(Records excerpted from a collection)
------------------------------
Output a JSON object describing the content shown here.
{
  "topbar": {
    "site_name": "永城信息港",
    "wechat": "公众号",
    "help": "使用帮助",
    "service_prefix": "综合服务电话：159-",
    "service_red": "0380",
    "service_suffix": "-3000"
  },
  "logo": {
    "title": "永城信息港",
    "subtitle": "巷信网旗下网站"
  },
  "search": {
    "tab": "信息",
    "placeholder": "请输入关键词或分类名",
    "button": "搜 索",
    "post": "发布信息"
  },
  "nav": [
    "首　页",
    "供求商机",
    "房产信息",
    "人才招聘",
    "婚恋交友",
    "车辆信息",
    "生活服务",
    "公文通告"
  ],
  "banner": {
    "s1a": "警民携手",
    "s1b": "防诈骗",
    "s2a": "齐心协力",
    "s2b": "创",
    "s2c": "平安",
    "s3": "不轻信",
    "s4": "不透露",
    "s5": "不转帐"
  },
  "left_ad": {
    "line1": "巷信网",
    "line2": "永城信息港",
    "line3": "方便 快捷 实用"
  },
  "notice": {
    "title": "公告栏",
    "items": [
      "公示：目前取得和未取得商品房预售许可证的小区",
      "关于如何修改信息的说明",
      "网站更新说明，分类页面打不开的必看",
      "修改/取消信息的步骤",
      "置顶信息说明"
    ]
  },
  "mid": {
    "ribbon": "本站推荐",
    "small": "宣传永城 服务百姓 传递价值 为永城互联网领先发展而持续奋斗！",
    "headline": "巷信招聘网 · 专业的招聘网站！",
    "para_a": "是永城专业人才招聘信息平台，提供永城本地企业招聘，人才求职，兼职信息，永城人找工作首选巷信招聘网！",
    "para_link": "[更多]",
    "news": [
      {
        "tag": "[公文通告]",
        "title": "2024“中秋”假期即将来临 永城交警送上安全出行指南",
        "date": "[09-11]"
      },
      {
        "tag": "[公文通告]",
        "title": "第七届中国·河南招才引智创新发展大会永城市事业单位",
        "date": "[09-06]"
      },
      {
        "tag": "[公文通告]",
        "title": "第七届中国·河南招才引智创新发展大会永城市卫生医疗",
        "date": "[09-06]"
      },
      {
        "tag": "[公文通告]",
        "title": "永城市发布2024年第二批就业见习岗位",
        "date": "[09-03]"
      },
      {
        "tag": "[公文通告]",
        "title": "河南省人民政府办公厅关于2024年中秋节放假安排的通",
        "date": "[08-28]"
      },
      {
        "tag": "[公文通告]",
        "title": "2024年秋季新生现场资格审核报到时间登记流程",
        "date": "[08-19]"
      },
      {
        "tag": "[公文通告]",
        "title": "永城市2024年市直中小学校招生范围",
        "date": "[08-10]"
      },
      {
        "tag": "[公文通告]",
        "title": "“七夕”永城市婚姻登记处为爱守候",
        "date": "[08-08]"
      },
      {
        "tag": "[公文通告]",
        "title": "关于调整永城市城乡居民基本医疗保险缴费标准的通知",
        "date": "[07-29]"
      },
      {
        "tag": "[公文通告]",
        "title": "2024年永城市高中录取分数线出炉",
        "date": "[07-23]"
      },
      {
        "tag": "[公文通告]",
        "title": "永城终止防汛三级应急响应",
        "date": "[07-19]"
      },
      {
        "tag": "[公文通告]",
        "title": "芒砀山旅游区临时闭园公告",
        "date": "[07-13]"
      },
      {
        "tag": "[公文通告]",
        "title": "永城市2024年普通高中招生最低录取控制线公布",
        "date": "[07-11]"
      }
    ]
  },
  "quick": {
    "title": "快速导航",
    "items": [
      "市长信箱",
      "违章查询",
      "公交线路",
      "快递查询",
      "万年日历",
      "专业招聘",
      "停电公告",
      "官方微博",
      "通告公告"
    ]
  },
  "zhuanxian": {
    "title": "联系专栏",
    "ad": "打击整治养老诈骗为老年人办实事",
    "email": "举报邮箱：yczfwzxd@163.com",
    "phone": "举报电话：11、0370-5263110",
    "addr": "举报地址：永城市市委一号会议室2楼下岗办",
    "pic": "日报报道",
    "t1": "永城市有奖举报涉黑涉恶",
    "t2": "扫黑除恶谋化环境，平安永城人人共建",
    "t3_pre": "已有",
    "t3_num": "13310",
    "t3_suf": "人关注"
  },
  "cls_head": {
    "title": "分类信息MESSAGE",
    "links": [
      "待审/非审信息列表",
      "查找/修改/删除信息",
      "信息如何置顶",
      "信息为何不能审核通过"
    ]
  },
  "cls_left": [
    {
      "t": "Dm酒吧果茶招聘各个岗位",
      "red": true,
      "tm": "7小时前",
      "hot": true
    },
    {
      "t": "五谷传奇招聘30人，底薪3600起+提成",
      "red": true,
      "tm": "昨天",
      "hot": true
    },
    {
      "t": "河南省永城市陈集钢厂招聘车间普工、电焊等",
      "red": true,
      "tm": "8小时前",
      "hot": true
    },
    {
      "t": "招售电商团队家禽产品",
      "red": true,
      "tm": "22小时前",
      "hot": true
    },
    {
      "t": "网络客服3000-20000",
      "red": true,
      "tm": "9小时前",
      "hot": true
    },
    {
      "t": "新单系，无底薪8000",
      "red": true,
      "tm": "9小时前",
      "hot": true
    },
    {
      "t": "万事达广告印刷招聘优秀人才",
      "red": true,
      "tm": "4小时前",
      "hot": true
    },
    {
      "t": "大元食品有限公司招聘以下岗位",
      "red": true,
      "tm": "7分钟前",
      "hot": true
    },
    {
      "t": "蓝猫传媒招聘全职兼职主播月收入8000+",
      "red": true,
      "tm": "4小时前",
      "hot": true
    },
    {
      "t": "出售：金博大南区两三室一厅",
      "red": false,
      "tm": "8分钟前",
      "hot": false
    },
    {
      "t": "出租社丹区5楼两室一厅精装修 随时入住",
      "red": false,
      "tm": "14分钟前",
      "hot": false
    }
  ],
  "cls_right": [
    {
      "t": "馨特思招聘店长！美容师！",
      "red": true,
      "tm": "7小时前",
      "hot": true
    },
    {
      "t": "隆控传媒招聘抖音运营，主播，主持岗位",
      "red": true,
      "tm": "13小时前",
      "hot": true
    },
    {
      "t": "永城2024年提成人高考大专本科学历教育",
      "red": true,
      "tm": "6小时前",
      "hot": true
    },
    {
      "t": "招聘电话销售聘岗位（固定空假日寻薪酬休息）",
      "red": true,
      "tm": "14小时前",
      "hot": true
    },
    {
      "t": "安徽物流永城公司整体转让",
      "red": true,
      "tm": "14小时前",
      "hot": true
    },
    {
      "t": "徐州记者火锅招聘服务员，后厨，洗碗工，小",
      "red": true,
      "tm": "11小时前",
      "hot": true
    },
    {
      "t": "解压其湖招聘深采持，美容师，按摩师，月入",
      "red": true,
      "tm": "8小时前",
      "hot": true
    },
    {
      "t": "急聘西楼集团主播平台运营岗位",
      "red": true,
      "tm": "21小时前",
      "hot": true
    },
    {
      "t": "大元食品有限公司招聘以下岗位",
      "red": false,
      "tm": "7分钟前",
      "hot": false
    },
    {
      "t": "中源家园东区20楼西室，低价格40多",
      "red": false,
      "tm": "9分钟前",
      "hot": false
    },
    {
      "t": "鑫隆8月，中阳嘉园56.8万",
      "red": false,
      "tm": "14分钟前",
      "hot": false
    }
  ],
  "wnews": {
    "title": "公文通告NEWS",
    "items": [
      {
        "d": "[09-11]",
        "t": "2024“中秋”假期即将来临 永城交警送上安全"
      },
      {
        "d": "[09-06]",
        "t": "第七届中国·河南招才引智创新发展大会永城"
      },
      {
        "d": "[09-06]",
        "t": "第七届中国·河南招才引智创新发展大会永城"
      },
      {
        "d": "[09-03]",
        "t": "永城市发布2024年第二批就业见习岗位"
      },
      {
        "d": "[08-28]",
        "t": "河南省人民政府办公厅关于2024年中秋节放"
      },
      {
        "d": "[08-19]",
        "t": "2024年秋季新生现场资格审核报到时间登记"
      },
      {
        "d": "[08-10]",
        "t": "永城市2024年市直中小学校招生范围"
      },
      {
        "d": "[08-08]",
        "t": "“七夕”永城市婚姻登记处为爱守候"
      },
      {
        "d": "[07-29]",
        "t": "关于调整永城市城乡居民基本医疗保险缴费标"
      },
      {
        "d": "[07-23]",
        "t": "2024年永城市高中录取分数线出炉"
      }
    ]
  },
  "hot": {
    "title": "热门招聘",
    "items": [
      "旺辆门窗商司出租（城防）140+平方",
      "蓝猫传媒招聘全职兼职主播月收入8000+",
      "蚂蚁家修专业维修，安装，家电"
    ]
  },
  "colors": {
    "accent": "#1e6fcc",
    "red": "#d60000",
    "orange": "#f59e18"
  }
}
------------------------------
_WHAT THE TASK REQUIRES:_ Look through the entries and find each line that has the string "永城信息港". Copy those lines.

_CORRECT RESPONSE:_
    "site_name": "永城信息港",
    "title": "永城信息港",
    "line2": "永城信息港",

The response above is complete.